You are here: Re: Automated web browing « PHP Programming Language « IT news, forums, messages
Re: Automated web browing

Posted by Manuel Lemos on 01/19/08 20:32

Hello,

on 01/19/2008 01:28 AM Jerry Stuckle said the following:
>>>> As for Curl being flexible, I wonder what you are talking about.
>>>>
>>> I can do virtually anything with it that I can do with a browser, with
>>> the exception of client side scripting. Also much less overhead than
>>> the httpclient class.
>>
>> In practice the real overhead is in the network access.
>>
>> Anyway, as I mentioned above the HTTP client class uses curl library
>> functions for SSL if you are running an older version than PHP 4.3.0.
>> From PHP 4.3.0 with OpenSSL enabled it uses PHP fsockopen, fread, fwrite
>> functions.
>>
>
> Which means it has move overhead than using cURL directly. It's another
> layer on top of cURL.

If you mean the class PHP code execution overhead, that is negligible.
What is a few microseconds executing PHP code when you have to wait
seconds for the data to be sent or received from remote Web servers?
*-*-*
### What the exercise asks
In the forum thread on automated web browsing, which functions does the HTTP client class use from PHP 4.3.0 with OpenSSL enabled?

(Extracted records)
*-*-*
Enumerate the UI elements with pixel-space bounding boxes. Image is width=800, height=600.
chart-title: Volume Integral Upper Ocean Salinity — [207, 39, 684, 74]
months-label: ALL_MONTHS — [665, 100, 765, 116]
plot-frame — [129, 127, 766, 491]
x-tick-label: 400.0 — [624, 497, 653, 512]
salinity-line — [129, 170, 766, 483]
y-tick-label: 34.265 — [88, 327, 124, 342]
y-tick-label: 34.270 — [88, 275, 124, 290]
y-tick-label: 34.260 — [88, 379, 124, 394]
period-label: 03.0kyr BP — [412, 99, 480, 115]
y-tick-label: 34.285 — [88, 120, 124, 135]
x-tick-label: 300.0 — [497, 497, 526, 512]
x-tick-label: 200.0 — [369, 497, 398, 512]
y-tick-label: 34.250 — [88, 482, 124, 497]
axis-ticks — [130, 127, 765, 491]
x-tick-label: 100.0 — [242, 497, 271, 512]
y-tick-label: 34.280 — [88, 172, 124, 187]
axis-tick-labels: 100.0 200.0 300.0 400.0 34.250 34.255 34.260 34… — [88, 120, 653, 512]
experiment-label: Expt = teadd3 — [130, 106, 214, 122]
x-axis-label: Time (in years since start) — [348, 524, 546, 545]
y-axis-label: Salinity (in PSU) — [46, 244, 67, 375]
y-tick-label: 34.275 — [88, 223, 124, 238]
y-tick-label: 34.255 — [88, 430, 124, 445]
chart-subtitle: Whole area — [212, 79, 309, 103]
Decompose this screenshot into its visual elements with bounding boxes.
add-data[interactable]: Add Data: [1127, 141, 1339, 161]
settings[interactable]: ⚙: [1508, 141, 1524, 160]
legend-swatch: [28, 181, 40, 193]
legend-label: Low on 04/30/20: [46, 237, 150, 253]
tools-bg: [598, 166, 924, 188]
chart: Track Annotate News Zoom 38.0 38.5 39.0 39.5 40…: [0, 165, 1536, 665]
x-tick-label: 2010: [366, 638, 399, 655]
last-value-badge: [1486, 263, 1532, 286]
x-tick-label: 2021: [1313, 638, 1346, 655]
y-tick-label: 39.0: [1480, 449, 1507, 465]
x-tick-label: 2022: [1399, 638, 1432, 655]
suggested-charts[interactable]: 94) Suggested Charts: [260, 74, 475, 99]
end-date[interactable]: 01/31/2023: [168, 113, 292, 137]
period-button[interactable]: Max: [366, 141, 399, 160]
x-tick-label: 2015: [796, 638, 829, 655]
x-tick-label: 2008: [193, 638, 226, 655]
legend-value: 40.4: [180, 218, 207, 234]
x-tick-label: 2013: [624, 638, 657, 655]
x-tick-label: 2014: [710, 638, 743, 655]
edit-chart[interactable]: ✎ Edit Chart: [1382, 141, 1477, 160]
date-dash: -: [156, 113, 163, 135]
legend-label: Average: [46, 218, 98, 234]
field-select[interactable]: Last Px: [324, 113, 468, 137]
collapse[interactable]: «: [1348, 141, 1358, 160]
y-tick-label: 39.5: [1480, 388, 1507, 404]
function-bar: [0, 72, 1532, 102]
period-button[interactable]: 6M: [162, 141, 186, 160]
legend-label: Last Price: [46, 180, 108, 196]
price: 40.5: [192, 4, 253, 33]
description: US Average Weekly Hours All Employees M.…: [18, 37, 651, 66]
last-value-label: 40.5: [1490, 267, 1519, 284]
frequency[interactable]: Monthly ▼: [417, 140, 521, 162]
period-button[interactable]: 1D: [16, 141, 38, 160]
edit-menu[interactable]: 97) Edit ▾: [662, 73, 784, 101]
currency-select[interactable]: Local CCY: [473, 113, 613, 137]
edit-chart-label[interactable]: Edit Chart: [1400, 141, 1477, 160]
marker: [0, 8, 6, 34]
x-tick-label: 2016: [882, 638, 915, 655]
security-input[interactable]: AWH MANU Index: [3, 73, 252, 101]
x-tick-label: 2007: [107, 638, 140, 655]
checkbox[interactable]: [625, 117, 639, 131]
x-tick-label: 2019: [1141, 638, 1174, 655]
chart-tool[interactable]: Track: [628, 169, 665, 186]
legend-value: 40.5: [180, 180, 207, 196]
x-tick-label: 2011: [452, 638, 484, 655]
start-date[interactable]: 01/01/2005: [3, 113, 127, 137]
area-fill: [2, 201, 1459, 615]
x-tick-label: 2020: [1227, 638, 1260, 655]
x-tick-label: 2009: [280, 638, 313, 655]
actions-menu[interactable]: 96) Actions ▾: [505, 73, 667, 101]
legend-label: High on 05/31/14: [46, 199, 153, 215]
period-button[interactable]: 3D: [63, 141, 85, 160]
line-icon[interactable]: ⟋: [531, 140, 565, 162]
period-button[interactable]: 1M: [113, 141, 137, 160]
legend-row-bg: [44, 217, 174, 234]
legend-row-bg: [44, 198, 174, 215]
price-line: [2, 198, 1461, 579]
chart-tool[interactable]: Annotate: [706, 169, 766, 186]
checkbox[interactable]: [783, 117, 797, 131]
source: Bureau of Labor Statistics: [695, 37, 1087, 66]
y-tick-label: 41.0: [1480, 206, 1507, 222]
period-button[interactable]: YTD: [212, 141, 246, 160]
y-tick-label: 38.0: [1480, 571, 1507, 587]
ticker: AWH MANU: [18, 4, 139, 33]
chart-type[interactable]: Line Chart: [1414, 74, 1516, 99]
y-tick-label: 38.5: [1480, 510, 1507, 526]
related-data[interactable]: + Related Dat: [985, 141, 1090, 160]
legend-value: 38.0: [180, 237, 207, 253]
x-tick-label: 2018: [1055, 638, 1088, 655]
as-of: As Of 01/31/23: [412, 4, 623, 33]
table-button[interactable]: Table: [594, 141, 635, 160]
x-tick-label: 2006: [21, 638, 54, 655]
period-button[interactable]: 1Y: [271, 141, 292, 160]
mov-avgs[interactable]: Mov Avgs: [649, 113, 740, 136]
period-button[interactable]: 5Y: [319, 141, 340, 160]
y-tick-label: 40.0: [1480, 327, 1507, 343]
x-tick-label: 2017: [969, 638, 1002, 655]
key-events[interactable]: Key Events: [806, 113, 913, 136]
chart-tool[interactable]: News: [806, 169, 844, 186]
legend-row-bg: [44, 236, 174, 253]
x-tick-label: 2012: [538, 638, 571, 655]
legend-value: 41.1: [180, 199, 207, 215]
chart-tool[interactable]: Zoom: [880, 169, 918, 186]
*-*-*
### Task response
It uses the PHP fsockopen, fread, and fwrite functions.